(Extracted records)
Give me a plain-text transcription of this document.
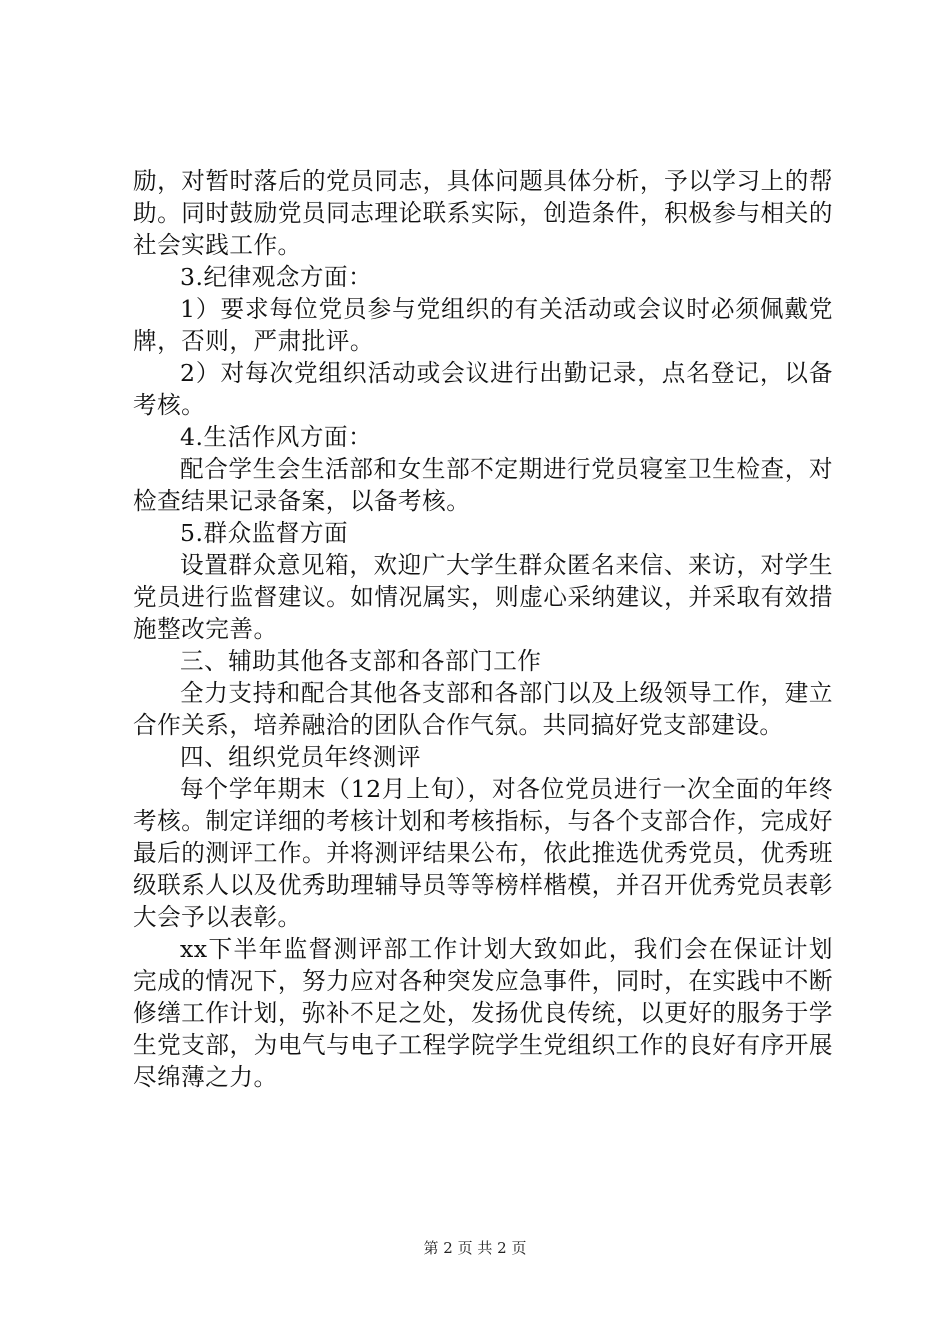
励，对暂时落后的党员同志，具体问题具体分析，予以学习上的帮助。同时鼓励党员同志理论联系实际，创造条件，积极参与相关的社会实践工作。

3.纪律观念方面：

1）要求每位党员参与党组织的有关活动或会议时必须佩戴党牌，否则，严肃批评。

2）对每次党组织活动或会议进行出勤记录，点名登记，以备考核。

4.生活作风方面：

配合学生会生活部和女生部不定期进行党员寝室卫生检查，对检查结果记录备案，以备考核。

5.群众监督方面

设置群众意见箱，欢迎广大学生群众匿名来信、来访，对学生党员进行监督建议。如情况属实，则虚心采纳建议，并采取有效措施整改完善。

三、辅助其他各支部和各部门工作

全力支持和配合其他各支部和各部门以及上级领导工作，建立合作关系，培养融洽的团队合作气氛。共同搞好党支部建设。

四、组织党员年终测评

每个学年期末（12月上旬），对各位党员进行一次全面的年终考核。制定详细的考核计划和考核指标，与各个支部合作，完成好最后的测评工作。并将测评结果公布，依此推选优秀党员，优秀班级联系人以及优秀助理辅导员等等榜样楷模，并召开优秀党员表彰大会予以表彰。

xx下半年监督测评部工作计划大致如此，我们会在保证计划完成的情况下，努力应对各种突发应急事件，同时，在实践中不断修缮工作计划，弥补不足之处，发扬优良传统，以更好的服务于学生党支部，为电气与电子工程学院学生党组织工作的良好有序开展尽绵薄之力。

第 2 页 共 2 页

• Stated goal:
Word for word, quote the full listing, omitting every picture.

• Output for this exercise:
Give me a plain-text transcription of this document.
励，对暂时落后的党员同志，具体问题具体分析，予以学习上的帮助。同时鼓励党员同志理论联系实际，创造条件，积极参与相关的社会实践工作。

3.纪律观念方面：

1）要求每位党员参与党组织的有关活动或会议时必须佩戴党牌，否则，严肃批评。

2）对每次党组织活动或会议进行出勤记录，点名登记，以备考核。

4.生活作风方面：

配合学生会生活部和女生部不定期进行党员寝室卫生检查，对检查结果记录备案，以备考核。

5.群众监督方面

设置群众意见箱，欢迎广大学生群众匿名来信、来访，对学生党员进行监督建议。如情况属实，则虚心采纳建议，并采取有效措施整改完善。

三、辅助其他各支部和各部门工作

全力支持和配合其他各支部和各部门以及上级领导工作，建立合作关系，培养融洽的团队合作气氛。共同搞好党支部建设。

四、组织党员年终测评

每个学年期末（12月上旬），对各位党员进行一次全面的年终考核。制定详细的考核计划和考核指标，与各个支部合作，完成好最后的测评工作。并将测评结果公布，依此推选优秀党员，优秀班级联系人以及优秀助理辅导员等等榜样楷模，并召开优秀党员表彰大会予以表彰。

xx下半年监督测评部工作计划大致如此，我们会在保证计划完成的情况下，努力应对各种突发应急事件，同时，在实践中不断修缮工作计划，弥补不足之处，发扬优良传统，以更好的服务于学生党支部，为电气与电子工程学院学生党组织工作的良好有序开展尽绵薄之力。

第 2 页 共 2 页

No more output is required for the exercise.